Text excerpt »
Begin

Re: [PATCH v4 2/5] x86, traps: Track entry into and exit from IST context

[Paul E. McKenney]

On Fri, Nov 21, 2014 at 09:53:29PM -0800, Andy Lutomirski wrote:
> On Fri, Nov 21, 2014 at 8:20 PM, Paul E. McKenney
> <paulmck@xxxxxxxxxxxxxxxxxx> wrote:
> > On Fri, Nov 21, 2014 at 06:00:14PM -0800, Andy Lutomirski wrote:
> >> On Fri, Nov 21, 2014 at 3:38 PM, Paul E. McKenney
> >> <paulmck@xxxxxxxxxxxxxxxxxx> wrote:
> >> > On Fri, Nov 21, 2014 at 03:06:48PM -0800, Andy Lutomirski wrote:
> >> >> On Fri, Nov 21, 2014 at 2:55 PM, Paul E. McKenney
> >> >> <paulmck@xxxxxxxxxxxxxxxxxx> wrote:
> >> >> > On Fri, Nov 21, 2014 at 02:19:17PM -0800, Andy Lutomirski wrote:
> >> >> >> On Fri, Nov 21, 2014 at 2:07 PM, Paul E. McKenney
> >> >> >> <paulmck@xxxxxxxxxxxxxxxxxx> wrote:
> >> >> >> > On Fri, Nov 21, 2014 at 01:32:50PM -0800, Andy Lutomirski wrote:
> >> >> >> >> On Fri, Nov 21, 2014 at 1:26 PM, Andy Lutomirski <luto@xxxxxxxxxxxxxx> wrote:
> >> >> >> >> > We currently pretend that IST context is like standard exception
> >> >> >> >> > context, but this is incorrect.  IST entries from userspace are like
> >> >> >> >> > standard exceptions except that they use per-cpu stacks, so they are
> >> >> >> >> > atomic.  IST entries from kernel space are like NMIs from RCU's
> >> >> >> >> > perspective -- they are not quiescent states even if they
> >> >> >> >> > interrupted the kernel during a quiescent state.

End

Answer these questions using the patch thread:
(a) Which version of the patch does the subject line name?
(b) On what date were all the quoted messages written?
(c) According to the quoted patch description, what makes IST entries from userspace atomic?
The material after the patch thread comes from a separate source.

Dataset excerpt »
Begin

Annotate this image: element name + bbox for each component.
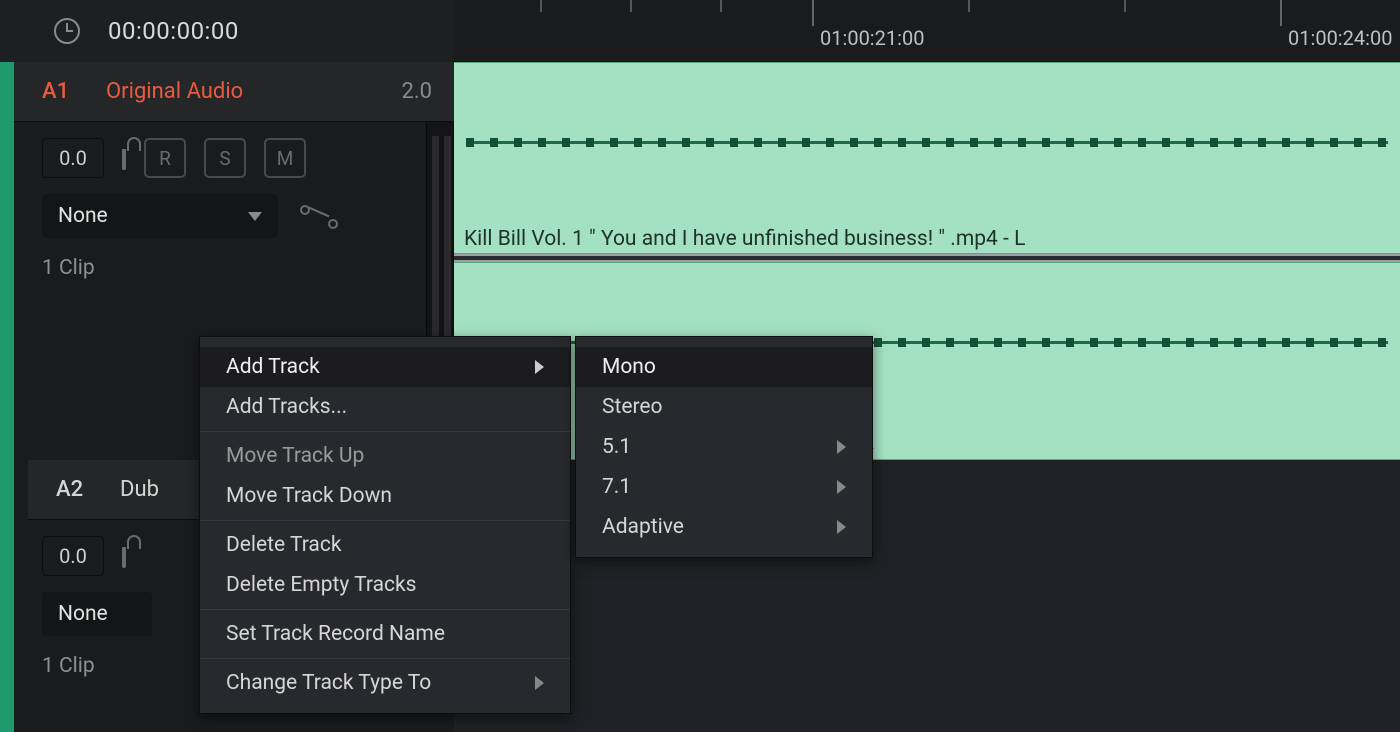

End

Task result »
(a) Version 4 (v4).
(b) Friday, November 21, 2014.
(c) They use per-cpu stacks.